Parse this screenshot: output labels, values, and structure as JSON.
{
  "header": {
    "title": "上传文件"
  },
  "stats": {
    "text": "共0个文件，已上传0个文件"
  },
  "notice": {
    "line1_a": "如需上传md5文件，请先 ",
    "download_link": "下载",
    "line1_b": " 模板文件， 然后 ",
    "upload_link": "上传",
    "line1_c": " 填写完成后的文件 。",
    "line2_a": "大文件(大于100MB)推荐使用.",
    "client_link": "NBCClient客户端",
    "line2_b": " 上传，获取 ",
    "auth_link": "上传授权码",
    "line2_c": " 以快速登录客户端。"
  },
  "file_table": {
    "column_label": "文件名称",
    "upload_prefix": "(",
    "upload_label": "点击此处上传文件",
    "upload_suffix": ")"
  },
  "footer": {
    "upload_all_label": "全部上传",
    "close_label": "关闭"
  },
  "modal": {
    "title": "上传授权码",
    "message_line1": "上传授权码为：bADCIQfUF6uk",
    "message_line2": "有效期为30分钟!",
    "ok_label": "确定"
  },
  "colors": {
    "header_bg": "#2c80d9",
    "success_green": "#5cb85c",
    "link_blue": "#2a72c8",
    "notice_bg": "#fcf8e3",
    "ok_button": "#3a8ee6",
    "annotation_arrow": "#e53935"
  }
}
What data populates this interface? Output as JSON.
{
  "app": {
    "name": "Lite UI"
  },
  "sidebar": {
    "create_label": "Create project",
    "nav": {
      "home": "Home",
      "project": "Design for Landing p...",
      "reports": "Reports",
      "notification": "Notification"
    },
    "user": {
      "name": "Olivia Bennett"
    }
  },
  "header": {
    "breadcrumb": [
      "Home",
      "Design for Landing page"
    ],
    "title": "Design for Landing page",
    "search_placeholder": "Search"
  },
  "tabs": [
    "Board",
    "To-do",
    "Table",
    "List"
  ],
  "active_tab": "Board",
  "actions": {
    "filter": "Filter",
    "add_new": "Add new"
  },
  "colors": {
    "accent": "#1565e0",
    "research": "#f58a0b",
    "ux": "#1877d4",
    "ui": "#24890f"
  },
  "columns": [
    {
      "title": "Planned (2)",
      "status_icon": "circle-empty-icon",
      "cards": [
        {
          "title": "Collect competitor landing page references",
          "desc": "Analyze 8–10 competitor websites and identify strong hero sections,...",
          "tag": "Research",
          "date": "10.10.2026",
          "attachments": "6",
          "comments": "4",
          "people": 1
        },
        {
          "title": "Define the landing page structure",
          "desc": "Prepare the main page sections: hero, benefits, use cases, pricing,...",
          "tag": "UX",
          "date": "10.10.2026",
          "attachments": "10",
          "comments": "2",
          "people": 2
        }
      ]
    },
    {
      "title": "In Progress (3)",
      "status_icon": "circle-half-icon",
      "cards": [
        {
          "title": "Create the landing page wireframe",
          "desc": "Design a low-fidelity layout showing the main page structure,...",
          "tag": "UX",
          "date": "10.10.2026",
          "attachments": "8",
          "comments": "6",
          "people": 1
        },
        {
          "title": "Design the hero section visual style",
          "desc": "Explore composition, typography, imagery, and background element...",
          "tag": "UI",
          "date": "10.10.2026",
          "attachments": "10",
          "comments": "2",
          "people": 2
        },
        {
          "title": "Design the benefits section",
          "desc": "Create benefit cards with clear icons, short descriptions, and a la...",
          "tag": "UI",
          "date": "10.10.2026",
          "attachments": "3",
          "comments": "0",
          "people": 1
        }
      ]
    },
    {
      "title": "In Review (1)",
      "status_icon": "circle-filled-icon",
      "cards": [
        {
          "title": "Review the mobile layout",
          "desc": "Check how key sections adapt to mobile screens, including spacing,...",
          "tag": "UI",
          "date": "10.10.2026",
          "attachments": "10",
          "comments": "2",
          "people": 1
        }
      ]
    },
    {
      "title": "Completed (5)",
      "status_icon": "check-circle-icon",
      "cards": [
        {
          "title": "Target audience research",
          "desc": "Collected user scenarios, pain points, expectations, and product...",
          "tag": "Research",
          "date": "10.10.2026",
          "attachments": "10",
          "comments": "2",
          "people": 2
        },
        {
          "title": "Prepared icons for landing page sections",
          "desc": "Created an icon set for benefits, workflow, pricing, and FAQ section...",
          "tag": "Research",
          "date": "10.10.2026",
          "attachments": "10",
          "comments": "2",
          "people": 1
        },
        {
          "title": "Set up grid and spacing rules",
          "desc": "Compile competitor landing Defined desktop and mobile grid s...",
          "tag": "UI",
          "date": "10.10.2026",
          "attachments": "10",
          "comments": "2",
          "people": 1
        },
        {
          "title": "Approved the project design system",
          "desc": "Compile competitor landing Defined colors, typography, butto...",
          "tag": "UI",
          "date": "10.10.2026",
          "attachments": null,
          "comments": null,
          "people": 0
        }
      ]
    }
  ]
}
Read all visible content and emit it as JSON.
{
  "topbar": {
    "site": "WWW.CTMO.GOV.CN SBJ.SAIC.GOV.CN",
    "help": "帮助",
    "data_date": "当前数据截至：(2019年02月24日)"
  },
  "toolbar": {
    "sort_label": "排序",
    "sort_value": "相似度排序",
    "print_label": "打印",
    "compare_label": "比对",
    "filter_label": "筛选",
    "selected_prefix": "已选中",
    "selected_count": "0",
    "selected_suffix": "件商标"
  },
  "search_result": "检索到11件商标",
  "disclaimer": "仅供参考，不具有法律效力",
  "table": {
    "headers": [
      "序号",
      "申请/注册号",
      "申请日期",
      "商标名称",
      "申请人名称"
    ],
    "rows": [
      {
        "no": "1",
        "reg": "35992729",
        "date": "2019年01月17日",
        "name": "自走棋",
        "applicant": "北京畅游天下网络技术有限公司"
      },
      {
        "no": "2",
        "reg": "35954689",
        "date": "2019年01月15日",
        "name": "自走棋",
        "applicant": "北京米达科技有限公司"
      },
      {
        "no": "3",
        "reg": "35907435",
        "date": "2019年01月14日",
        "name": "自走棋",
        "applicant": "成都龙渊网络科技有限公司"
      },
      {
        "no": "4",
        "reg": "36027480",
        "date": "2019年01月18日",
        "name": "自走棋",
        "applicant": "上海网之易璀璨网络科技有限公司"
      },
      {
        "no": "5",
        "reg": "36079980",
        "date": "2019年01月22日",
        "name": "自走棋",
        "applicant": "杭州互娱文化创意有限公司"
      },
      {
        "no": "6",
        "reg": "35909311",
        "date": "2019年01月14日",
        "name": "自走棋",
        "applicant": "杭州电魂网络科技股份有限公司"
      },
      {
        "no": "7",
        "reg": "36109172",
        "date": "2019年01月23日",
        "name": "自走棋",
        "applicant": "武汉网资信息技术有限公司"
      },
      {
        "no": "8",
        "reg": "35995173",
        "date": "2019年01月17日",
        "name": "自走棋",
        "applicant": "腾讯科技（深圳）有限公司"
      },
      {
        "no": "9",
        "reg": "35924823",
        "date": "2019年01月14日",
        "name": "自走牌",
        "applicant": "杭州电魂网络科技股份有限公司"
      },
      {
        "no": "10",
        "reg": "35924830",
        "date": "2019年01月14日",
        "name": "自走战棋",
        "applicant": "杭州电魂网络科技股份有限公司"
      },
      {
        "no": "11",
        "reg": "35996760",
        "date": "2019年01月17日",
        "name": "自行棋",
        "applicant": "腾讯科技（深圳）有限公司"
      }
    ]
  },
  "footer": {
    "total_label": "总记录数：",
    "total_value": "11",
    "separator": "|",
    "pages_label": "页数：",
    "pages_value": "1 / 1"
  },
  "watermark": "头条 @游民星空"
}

* Directions for this task: From the listing above, extract all records word for word.

* The answer:
Parse this screenshot: output labels, values, and structure as JSON.
{
  "header": {
    "title": "上传文件"
  },
  "stats": {
    "text": "共0个文件，已上传0个文件"
  },
  "notice": {
    "line1_a": "如需上传md5文件，请先 ",
    "download_link": "下载",
    "line1_b": " 模板文件， 然后 ",
    "upload_link": "上传",
    "line1_c": " 填写完成后的文件 。",
    "line2_a": "大文件(大于100MB)推荐使用.",
    "client_link": "NBCClient客户端",
    "line2_b": " 上传，获取 ",
    "auth_link": "上传授权码",
    "line2_c": " 以快速登录客户端。"
  },
  "file_table": {
    "column_label": "文件名称",
    "upload_prefix": "(",
    "upload_label": "点击此处上传文件",
    "upload_suffix": ")"
  },
  "footer": {
    "upload_all_label": "全部上传",
    "close_label": "关闭"
  },
  "modal": {
    "title": "上传授权码",
    "message_line1": "上传授权码为：bADCIQfUF6uk",
    "message_line2": "有效期为30分钟!",
    "ok_label": "确定"
  },
  "colors": {
    "header_bg": "#2c80d9",
    "success_green": "#5cb85c",
    "link_blue": "#2a72c8",
    "notice_bg": "#fcf8e3",
    "ok_button": "#3a8ee6",
    "annotation_arrow": "#e53935"
  }
}
What data populates this interface? Output as JSON.
{
  "app": {
    "name": "Lite UI"
  },
  "sidebar": {
    "create_label": "Create project",
    "nav": {
      "home": "Home",
      "project": "Design for Landing p...",
      "reports": "Reports",
      "notification": "Notification"
    },
    "user": {
      "name": "Olivia Bennett"
    }
  },
  "header": {
    "breadcrumb": [
      "Home",
      "Design for Landing page"
    ],
    "title": "Design for Landing page",
    "search_placeholder": "Search"
  },
  "tabs": [
    "Board",
    "To-do",
    "Table",
    "List"
  ],
  "active_tab": "Board",
  "actions": {
    "filter": "Filter",
    "add_new": "Add new"
  },
  "colors": {
    "accent": "#1565e0",
    "research": "#f58a0b",
    "ux": "#1877d4",
    "ui": "#24890f"
  },
  "columns": [
    {
      "title": "Planned (2)",
      "status_icon": "circle-empty-icon",
      "cards": [
        {
          "title": "Collect competitor landing page references",
          "desc": "Analyze 8–10 competitor websites and identify strong hero sections,...",
          "tag": "Research",
          "date": "10.10.2026",
          "attachments": "6",
          "comments": "4",
          "people": 1
        },
        {
          "title": "Define the landing page structure",
          "desc": "Prepare the main page sections: hero, benefits, use cases, pricing,...",
          "tag": "UX",
          "date": "10.10.2026",
          "attachments": "10",
          "comments": "2",
          "people": 2
        }
      ]
    },
    {
      "title": "In Progress (3)",
      "status_icon": "circle-half-icon",
      "cards": [
        {
          "title": "Create the landing page wireframe",
          "desc": "Design a low-fidelity layout showing the main page structure,...",
          "tag": "UX",
          "date": "10.10.2026",
          "attachments": "8",
          "comments": "6",
          "people": 1
        },
        {
          "title": "Design the hero section visual style",
          "desc": "Explore composition, typography, imagery, and background element...",
          "tag": "UI",
          "date": "10.10.2026",
          "attachments": "10",
          "comments": "2",
          "people": 2
        },
        {
          "title": "Design the benefits section",
          "desc": "Create benefit cards with clear icons, short descriptions, and a la...",
          "tag": "UI",
          "date": "10.10.2026",
          "attachments": "3",
          "comments": "0",
          "people": 1
        }
      ]
    },
    {
      "title": "In Review (1)",
      "status_icon": "circle-filled-icon",
      "cards": [
        {
          "title": "Review the mobile layout",
          "desc": "Check how key sections adapt to mobile screens, including spacing,...",
          "tag": "UI",
          "date": "10.10.2026",
          "attachments": "10",
          "comments": "2",
          "people": 1
        }
      ]
    },
    {
      "title": "Completed (5)",
      "status_icon": "check-circle-icon",
      "cards": [
        {
          "title": "Target audience research",
          "desc": "Collected user scenarios, pain points, expectations, and product...",
          "tag": "Research",
          "date": "10.10.2026",
          "attachments": "10",
          "comments": "2",
          "people": 2
        },
        {
          "title": "Prepared icons for landing page sections",
          "desc": "Created an icon set for benefits, workflow, pricing, and FAQ section...",
          "tag": "Research",
          "date": "10.10.2026",
          "attachments": "10",
          "comments": "2",
          "people": 1
        },
        {
          "title": "Set up grid and spacing rules",
          "desc": "Compile competitor landing Defined desktop and mobile grid s...",
          "tag": "UI",
          "date": "10.10.2026",
          "attachments": "10",
          "comments": "2",
          "people": 1
        },
        {
          "title": "Approved the project design system",
          "desc": "Compile competitor landing Defined colors, typography, butto...",
          "tag": "UI",
          "date": "10.10.2026",
          "attachments": null,
          "comments": null,
          "people": 0
        }
      ]
    }
  ]
}
Read all visible content and emit it as JSON.
{
  "topbar": {
    "site": "WWW.CTMO.GOV.CN SBJ.SAIC.GOV.CN",
    "help": "帮助",
    "data_date": "当前数据截至：(2019年02月24日)"
  },
  "toolbar": {
    "sort_label": "排序",
    "sort_value": "相似度排序",
    "print_label": "打印",
    "compare_label": "比对",
    "filter_label": "筛选",
    "selected_prefix": "已选中",
    "selected_count": "0",
    "selected_suffix": "件商标"
  },
  "search_result": "检索到11件商标",
  "disclaimer": "仅供参考，不具有法律效力",
  "table": {
    "headers": [
      "序号",
      "申请/注册号",
      "申请日期",
      "商标名称",
      "申请人名称"
    ],
    "rows": [
      {
        "no": "1",
        "reg": "35992729",
        "date": "2019年01月17日",
        "name": "自走棋",
        "applicant": "北京畅游天下网络技术有限公司"
      },
      {
        "no": "2",
        "reg": "35954689",
        "date": "2019年01月15日",
        "name": "自走棋",
        "applicant": "北京米达科技有限公司"
      },
      {
        "no": "3",
        "reg": "35907435",
        "date": "2019年01月14日",
        "name": "自走棋",
        "applicant": "成都龙渊网络科技有限公司"
      },
      {
        "no": "4",
        "reg": "36027480",
        "date": "2019年01月18日",
        "name": "自走棋",
        "applicant": "上海网之易璀璨网络科技有限公司"
      },
      {
        "no": "5",
        "reg": "36079980",
        "date": "2019年01月22日",
        "name": "自走棋",
        "applicant": "杭州互娱文化创意有限公司"
      },
      {
        "no": "6",
        "reg": "35909311",
        "date": "2019年01月14日",
        "name": "自走棋",
        "applicant": "杭州电魂网络科技股份有限公司"
      },
      {
        "no": "7",
        "reg": "36109172",
        "date": "2019年01月23日",
        "name": "自走棋",
        "applicant": "武汉网资信息技术有限公司"
      },
      {
        "no": "8",
        "reg": "35995173",
        "date": "2019年01月17日",
        "name": "自走棋",
        "applicant": "腾讯科技（深圳）有限公司"
      },
      {
        "no": "9",
        "reg": "35924823",
        "date": "2019年01月14日",
        "name": "自走牌",
        "applicant": "杭州电魂网络科技股份有限公司"
      },
      {
        "no": "10",
        "reg": "35924830",
        "date": "2019年01月14日",
        "name": "自走战棋",
        "applicant": "杭州电魂网络科技股份有限公司"
      },
      {
        "no": "11",
        "reg": "35996760",
        "date": "2019年01月17日",
        "name": "自行棋",
        "applicant": "腾讯科技（深圳）有限公司"
      }
    ]
  },
  "footer": {
    "total_label": "总记录数：",
    "total_value": "11",
    "separator": "|",
    "pages_label": "页数：",
    "pages_value": "1 / 1"
  },
  "watermark": "头条 @游民星空"
}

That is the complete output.